-------- GIVEN ENTRIES --------

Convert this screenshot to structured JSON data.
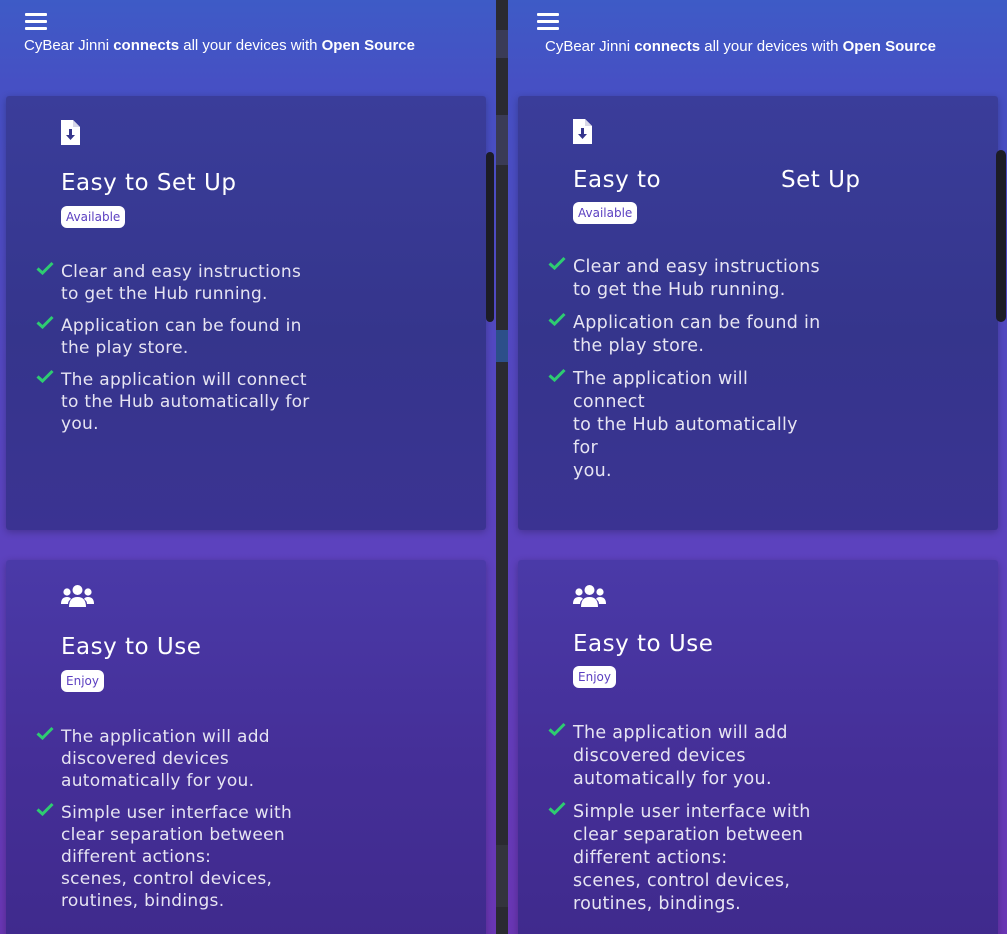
{
  "header": {
    "tagline_pre": "CyBear Jinni ",
    "tagline_b1": "connects",
    "tagline_mid": " all your devices with ",
    "tagline_b2": "Open Source"
  },
  "cards": [
    {
      "icon": "file-download-icon",
      "title": "Easy to Set Up",
      "title_left": "Easy to",
      "title_right": "Set Up",
      "badge": "Available",
      "features": [
        "Clear and easy instructions\nto get the Hub running.",
        "Application can be found in\nthe play store.",
        "The application will connect\nto the Hub automatically for\nyou."
      ]
    },
    {
      "icon": "users-icon",
      "title": "Easy to Use",
      "badge": "Enjoy",
      "features": [
        "The application will add\ndiscovered devices\nautomatically for you.",
        "Simple user interface with\nclear separation between\ndifferent actions:\nscenes, control devices,\nroutines, bindings."
      ]
    }
  ],
  "colors": {
    "check": "#2ecc71",
    "badge_text": "#5b3fc1",
    "panel_top": "#3e5bc6",
    "panel_bottom": "#6a36b4"
  }
}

--------

- _WHAT NEEDS TO BE DONE_: In the records above, locate each line with the word "devices". Copy all such lines.

- _EXERCISE SOLUTION_:
    "tagline_mid": " all your devices with ",
        "The application will add\ndiscovered devices\nautomatically for you.",
        "Simple user interface with\nclear separation between\ndifferent actions:\nscenes, control devices,\nroutines, bindings."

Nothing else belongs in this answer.